### TASK GOAL
Among the entries below, count the lines that contain the word "circle". Write down only the total.

===== LISTED RECORDS =====

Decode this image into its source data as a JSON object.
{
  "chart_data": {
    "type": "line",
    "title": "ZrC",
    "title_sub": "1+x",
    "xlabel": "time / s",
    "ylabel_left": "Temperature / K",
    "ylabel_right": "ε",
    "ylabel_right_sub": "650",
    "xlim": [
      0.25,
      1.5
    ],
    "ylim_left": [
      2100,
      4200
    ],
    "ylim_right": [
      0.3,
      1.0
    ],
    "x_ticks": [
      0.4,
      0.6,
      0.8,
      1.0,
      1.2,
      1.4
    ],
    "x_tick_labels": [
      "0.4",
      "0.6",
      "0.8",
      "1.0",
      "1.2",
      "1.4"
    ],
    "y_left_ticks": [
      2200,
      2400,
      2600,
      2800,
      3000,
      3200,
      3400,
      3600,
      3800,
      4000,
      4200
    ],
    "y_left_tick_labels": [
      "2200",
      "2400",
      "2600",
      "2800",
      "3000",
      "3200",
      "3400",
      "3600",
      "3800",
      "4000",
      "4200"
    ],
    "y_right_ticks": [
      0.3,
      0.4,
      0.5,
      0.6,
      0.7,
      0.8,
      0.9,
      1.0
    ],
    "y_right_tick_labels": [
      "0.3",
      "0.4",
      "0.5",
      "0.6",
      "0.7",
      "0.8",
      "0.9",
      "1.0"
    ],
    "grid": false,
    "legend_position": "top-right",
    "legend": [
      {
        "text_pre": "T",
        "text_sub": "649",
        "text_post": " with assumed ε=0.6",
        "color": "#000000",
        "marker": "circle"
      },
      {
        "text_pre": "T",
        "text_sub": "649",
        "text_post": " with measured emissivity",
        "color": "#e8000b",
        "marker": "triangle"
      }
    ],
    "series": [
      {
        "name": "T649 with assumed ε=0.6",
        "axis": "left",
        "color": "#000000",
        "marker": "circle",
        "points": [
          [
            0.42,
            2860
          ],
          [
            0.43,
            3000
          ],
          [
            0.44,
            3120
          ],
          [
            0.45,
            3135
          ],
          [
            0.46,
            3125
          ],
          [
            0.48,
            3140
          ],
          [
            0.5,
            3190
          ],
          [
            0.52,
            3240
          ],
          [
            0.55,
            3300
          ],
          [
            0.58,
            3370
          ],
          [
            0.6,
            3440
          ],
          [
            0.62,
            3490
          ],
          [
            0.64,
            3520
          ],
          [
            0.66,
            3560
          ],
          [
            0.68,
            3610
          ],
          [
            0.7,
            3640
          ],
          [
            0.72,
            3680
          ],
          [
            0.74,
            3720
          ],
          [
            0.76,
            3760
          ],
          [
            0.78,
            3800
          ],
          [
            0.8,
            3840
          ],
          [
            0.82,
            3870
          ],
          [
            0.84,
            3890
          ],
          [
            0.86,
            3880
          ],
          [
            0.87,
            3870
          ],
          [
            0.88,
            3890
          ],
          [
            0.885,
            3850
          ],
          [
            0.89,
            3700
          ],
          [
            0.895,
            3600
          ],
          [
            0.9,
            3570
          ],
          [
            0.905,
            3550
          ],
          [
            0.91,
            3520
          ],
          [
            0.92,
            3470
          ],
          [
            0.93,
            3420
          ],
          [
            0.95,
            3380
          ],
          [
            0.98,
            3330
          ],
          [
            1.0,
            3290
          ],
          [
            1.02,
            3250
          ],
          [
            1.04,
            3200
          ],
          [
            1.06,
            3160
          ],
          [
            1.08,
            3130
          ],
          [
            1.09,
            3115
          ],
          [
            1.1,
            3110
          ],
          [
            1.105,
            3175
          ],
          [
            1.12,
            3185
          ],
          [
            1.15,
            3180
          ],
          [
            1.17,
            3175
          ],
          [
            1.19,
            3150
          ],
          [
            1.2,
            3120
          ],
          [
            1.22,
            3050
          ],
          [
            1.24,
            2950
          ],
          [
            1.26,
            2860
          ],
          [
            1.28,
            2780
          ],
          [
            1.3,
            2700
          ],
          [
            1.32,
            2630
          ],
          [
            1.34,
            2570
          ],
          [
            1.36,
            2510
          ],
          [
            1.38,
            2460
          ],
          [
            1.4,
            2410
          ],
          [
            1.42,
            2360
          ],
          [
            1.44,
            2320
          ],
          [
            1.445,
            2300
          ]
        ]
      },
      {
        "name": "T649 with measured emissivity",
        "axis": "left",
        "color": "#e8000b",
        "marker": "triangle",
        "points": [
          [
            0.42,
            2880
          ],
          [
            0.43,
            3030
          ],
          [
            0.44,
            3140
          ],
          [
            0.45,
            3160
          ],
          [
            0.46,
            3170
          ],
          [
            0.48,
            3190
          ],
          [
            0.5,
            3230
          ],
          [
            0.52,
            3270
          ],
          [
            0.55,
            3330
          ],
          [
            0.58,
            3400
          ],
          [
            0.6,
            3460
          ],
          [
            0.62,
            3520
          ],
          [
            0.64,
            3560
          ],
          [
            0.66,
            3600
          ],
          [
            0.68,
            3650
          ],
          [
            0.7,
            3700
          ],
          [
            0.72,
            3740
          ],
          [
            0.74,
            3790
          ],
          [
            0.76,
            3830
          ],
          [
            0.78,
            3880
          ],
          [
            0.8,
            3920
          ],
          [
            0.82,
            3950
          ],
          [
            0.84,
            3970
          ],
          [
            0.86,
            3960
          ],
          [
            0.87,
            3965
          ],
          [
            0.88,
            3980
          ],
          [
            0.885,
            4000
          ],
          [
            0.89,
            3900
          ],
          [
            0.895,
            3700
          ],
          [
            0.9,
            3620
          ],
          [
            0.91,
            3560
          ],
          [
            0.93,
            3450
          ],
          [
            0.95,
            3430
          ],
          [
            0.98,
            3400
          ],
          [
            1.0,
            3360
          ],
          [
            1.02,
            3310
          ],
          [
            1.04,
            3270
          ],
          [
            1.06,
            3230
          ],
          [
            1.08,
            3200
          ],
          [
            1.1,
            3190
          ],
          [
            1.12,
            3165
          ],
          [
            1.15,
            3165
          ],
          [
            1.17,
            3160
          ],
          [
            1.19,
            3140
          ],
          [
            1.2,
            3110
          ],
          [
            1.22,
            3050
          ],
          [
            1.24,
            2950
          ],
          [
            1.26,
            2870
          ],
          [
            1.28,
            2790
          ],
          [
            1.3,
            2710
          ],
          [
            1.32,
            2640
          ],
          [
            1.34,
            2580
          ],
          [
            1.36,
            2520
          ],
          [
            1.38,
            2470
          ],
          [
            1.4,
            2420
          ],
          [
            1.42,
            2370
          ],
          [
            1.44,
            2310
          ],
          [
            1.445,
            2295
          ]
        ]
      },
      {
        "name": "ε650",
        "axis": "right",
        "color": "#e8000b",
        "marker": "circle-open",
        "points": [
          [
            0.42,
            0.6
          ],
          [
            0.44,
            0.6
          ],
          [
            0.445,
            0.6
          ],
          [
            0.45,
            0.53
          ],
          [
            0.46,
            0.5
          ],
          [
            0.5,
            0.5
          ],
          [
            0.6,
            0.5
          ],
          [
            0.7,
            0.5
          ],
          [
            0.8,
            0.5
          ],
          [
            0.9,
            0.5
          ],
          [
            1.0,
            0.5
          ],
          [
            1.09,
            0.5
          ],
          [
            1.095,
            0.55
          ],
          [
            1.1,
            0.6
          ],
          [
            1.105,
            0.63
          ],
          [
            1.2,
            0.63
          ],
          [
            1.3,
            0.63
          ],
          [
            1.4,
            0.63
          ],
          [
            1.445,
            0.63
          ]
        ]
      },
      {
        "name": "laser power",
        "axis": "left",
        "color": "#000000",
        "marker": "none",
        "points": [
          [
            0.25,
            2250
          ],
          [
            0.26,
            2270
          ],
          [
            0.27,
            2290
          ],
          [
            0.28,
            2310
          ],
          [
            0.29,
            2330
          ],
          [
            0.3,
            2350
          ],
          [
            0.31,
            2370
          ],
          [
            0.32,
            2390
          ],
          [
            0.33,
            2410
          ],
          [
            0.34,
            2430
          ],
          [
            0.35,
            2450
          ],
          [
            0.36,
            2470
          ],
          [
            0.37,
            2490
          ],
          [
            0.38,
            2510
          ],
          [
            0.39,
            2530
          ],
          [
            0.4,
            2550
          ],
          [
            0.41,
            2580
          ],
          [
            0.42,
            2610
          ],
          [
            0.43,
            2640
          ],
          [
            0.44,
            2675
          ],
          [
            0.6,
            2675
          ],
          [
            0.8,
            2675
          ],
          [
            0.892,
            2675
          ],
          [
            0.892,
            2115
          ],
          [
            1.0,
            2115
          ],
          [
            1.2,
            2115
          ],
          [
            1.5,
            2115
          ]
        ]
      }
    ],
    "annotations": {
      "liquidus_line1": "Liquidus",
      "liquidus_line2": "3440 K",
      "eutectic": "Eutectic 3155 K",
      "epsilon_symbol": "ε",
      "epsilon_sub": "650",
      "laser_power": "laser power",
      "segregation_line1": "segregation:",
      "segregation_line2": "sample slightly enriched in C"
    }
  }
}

=====

### OUTPUT BELOW
3